EXCERPT PROVIDED:
....

In contrast, in the world of investment, it’s obvious that we explicitly, intentionally forfeit control over financial value. That’s the whole idea! The investor gives up control of financial value in order to generate cash flow, a “capital” gain (upon sale), or both. This means that capital and investment are categorically distinct.

Yet, in the financial advisory world, what do we hear about? How much of the advice from the typical financial planner is concerned with intentional, strategic capital accumulation? Effectively zero. Perversely, what little capital accumulation the financial planner does advise consists of a meager “emergency fund.” Despite the fact that the purpose of capital is to use it, we are told that what little capital we ought to accumulate (the emergency fund) we should not touch — unless of course, we have other option.

Instead, the vast majority (I mean, 98% or more) of conventional advice revolves around investment strategy. Therefore, the financial community effectively councils Americans to minimize their control over financial value. To make matters worse, the conventional planner will often advise that the individual “max out” his or her so-called tax-qualified plan. These are government-sponsored investment plans that add an additional penalty if the individual required and withdrew from the account prior to age 59.5 (in the amount of 10%). It is safe to say that not only does the financial advisory community advise minimizing control over capital, if they really had their way, the individual would drive his control over capital into the negative by suggesting that he or she should voluntarily seek and accept an additional state-mandated penalty for access to capital.

What’s the result of all this?

Answer: the vast majority of Americans are severely under-capitalized.

Americans have almost no control over their own capital. And if you don’t use capital under your ownership and control, you will rely on those who do. This is fundamentally why so many purchases in today’s economy are financed through third-party lending. Consumer debt has skyrocketed, the total value of mortgage-debt is unprecedented, as is auto-loan debt, student-loan debt, credit card debt, etc. You name it, and Americans have financed it with third-party lending.

Consequently, Americans are exposed to the cost of dependency on third-party lending. What’s this look like? It’s everything we have become conditioned to believe is acceptable. Lengthy, time-consuming applications, physical collateral assignments, use restrictions, repayment schedules, hostile bill collections departments, reliance on bank personnel relationships, dependency on bank lending policy, high interest and fees (e.g. amortization, points, etc.). Cost of dependency on conventional lending is the single greatest drain on the resources of the modern American.

And the financial community says nothing about it.

Imagine if doctors paid no attention to diet, instead focusing only on illnesses. Imagine if auto mechanics paid no attention to oil system maintenance, instead focusing only on mechanical failures. Imagine if teachers paid no attention to course content, instead focusing only on how much fun students had. You get the idea.

However, I don’t intend to neglect investment in the way conventional financial advisers neglect capital. To the contrary, with an appropriate understanding of capital, we are in an enhanced position to address optimal investment strategy.

....

GIVEN MATERIAL:

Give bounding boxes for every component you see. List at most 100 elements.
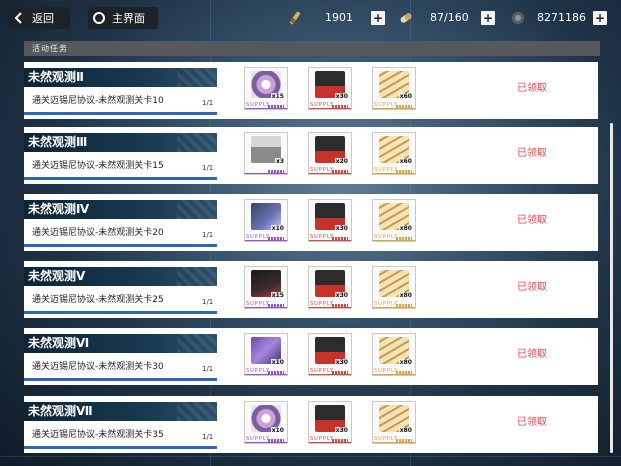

....

BRIEF: Translate this sentence from the excerpt on capital and investment into Spanish: "Americans have almost no control over their own capital." The lines after the text are separate material.

SOLVED EXERCISE: Los estadounidenses casi no tienen control sobre su propio capital.